--- start of Items ---

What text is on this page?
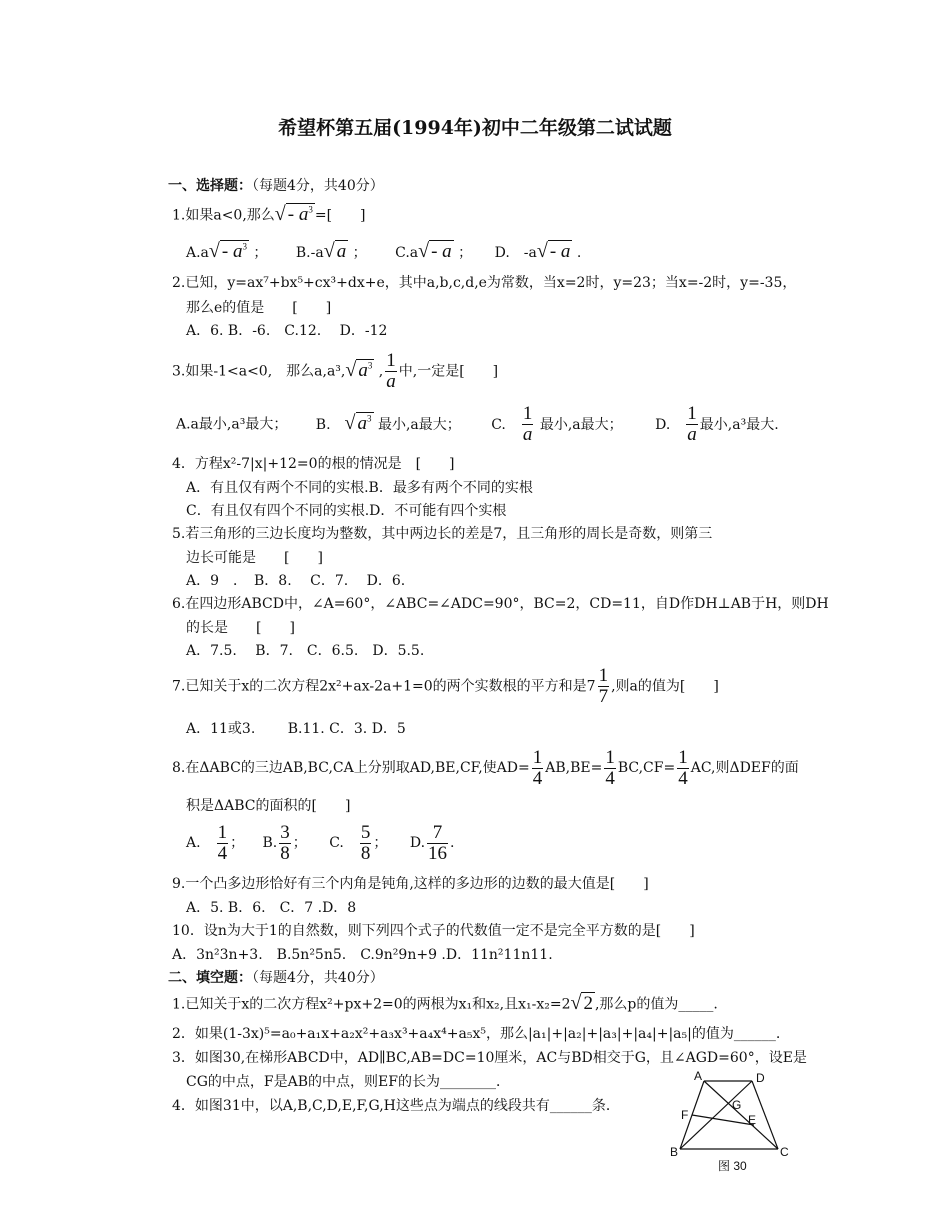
希望杯第五届(1994年)初中二年级第二试试题
一、选择题：（每题4分，共40分）
1.如果a<0,那么√ - $a^3$ =[　　]
$A.a√ - a^3$ ； B.-a√ a ； C.a√ - a ； D.　-a√ - a .
2.已知，y=ax⁷+bx⁵+cx³+dx+e，其中a,b,c,d,e为常数，当x=2时，y=23；当x=-2时，y=-35，
那么e的值是　　[　　]
A．6. B．-6.　C.12.　 D．-12
3.如果-1<a<0,　那么a,a³,√ $a^3$ , $\frac{1}{a}$ 中,一定是[　　]
A.a最小,a³最大； B.　 √ $a^3$ 最小,a最大； C.　 $\frac{1}{a}$ 最小,a最大； D.　 $\frac{1}{a}$ 最小,a³最大.
4．方程x²-7|x|+12=0的根的情况是　[　　]
A．有且仅有两个不同的实根.B．最多有两个不同的实根
C．有且仅有四个不同的实根.D．不可能有四个实根
5.若三角形的三边长度均为整数，其中两边长的差是7，且三角形的周长是奇数，则第三
边长可能是　　[　　]
A．9　．　B．8.　 C．7.　 D．6.
6.在四边形ABCD中，∠A=60°，∠ABC=∠ADC=90°，BC=2，CD=11，自D作DH⊥AB于H，则DH
的长是　　[　　]
A．7.5.　 B．7.　C．6.5.　D．5.5.
7.已知关于x的二次方程2x²+ax-2a+1=0的两个实数根的平方和是$7 \frac{1}{7}$ ,则a的值为[　　]
A．11或3.　　 B.11. C．3. D．5
8.在ΔABC的三边AB,BC,CA上分别取AD,BE,CF,使$AD= \frac{1}{4} AB,BE= \frac{1}{4} BC,CF= \frac{1}{4}$ AC,则ΔDEF的面
积是ΔABC的面积的[　　]
A.　 $\frac{1}{4}$ ； B. $\frac{3}{8}$ ； C.　 $\frac{5}{8}$ ； D. $\frac{7}{16}$ .
9.一个凸多边形恰好有三个内角是钝角,这样的多边形的边数的最大值是[　　]
A．5. B．6.　C．7 .D．8
10．设n为大于1的自然数，则下列四个式子的代数值一定不是完全平方数的是[　　]
A．3n²3n+3.　B.5n²5n5.　C.9n²9n+9 .D．11n²11n11.
二、填空题：（每题4分，共40分）
1.已知关于x的二次方程x²+px+2=0的两根为x₁和x₂,且x₁-x₂=2√ 2 ,那么p的值为_____.
2．如果(1-3x)⁵=a₀+a₁x+a₂x²+a₃x³+a₄x⁴+a₅x⁵，那么|a₁|+|a₂|+|a₃|+|a₄|+|a₅|的值为______.
3．如图30,在梯形ABCD中，AD∥BC,AB=DC=10厘米，AC与BD相交于G，且∠AGD=60°，设E是
CG的中点，F是AB的中点，则EF的长为________．
4．如图31中，以A,B,C,D,E,F,G,H这些点为端点的线段共有______条．
A	D
F
G
E
B	C
图 30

--- end of Items ---

→ What the task asks
Give the number of lines in the listing above that contain "frac", and nothing else.

→ Result for this task
5